(Extracted data entries)
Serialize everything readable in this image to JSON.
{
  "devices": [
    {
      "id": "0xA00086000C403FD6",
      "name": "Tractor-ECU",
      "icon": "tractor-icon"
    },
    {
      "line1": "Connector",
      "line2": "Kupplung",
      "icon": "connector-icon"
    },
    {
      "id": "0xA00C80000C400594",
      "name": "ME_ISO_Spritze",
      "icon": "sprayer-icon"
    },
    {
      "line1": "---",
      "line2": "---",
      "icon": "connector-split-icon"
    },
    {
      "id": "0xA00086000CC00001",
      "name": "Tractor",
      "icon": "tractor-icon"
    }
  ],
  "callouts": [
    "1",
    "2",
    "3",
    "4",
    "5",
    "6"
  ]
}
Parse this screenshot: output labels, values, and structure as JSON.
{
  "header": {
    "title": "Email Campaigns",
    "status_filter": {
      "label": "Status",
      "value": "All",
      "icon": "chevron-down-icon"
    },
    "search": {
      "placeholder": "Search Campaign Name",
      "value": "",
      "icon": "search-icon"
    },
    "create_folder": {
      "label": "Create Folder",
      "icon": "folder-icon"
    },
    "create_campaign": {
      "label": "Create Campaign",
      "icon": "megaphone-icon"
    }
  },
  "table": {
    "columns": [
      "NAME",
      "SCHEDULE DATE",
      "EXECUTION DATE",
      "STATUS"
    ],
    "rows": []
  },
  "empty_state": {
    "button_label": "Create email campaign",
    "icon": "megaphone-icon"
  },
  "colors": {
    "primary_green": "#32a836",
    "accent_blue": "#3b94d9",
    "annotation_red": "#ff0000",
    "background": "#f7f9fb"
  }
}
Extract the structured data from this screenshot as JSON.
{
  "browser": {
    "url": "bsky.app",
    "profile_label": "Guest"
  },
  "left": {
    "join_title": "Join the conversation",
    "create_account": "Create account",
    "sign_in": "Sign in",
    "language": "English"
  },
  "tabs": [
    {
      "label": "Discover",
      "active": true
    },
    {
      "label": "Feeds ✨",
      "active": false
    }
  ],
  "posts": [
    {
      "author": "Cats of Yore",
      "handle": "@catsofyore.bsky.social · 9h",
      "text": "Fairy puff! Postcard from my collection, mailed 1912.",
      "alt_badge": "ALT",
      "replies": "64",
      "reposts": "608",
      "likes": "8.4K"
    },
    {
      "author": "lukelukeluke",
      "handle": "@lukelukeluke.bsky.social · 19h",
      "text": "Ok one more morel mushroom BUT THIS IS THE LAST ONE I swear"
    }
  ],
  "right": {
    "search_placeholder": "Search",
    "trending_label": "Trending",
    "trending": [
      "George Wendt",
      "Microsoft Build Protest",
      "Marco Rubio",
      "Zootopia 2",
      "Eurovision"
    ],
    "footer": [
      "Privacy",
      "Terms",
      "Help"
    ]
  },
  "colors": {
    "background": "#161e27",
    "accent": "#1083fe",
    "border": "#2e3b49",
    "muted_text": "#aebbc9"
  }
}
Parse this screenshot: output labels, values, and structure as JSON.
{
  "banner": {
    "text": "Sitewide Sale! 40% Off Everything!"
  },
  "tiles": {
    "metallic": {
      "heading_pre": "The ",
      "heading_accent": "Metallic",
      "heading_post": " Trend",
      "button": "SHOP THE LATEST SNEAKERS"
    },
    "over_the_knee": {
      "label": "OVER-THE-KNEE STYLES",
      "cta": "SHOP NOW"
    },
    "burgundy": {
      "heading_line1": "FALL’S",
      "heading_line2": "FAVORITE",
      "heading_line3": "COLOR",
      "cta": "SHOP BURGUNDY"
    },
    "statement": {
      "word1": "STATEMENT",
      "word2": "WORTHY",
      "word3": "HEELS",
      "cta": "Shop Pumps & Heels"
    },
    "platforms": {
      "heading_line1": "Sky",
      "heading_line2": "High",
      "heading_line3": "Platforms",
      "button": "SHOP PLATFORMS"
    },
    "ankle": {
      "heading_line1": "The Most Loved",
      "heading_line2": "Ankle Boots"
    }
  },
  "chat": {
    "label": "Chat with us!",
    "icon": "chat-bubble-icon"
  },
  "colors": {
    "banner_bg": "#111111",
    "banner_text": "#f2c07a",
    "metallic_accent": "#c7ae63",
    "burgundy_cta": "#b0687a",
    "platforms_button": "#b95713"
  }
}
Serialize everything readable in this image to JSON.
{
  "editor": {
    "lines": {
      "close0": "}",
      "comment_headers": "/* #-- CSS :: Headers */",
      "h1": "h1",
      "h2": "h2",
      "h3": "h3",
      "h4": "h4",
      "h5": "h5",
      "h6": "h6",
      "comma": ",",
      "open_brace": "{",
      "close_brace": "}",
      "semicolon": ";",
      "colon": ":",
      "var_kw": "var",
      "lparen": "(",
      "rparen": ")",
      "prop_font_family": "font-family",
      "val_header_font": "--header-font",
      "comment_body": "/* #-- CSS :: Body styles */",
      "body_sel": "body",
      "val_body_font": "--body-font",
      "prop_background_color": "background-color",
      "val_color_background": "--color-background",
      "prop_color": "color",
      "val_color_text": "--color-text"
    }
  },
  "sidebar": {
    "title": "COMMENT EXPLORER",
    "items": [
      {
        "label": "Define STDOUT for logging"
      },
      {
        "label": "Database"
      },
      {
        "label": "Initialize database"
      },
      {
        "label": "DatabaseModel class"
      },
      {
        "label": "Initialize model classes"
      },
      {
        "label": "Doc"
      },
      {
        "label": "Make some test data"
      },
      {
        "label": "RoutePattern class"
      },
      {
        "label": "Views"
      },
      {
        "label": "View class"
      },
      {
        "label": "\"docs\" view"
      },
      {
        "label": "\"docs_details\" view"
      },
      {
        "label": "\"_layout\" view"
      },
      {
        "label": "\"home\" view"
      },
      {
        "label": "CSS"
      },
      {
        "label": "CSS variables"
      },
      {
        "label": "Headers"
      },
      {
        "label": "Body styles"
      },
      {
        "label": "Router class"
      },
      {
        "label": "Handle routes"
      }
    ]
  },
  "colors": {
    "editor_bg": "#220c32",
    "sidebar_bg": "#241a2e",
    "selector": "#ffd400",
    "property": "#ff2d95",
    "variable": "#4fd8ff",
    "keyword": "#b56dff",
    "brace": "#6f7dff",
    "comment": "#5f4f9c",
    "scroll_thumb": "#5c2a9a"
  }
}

GIVEN REQUEST ▸
In the entries above, identify every line with the word "from". Copy those lines.

RESPONSE TO THE TASK ▸
Extract the structured data from this screenshot as JSON.
      "text": "Fairy puff! Postcard from my collection, mailed 1912.",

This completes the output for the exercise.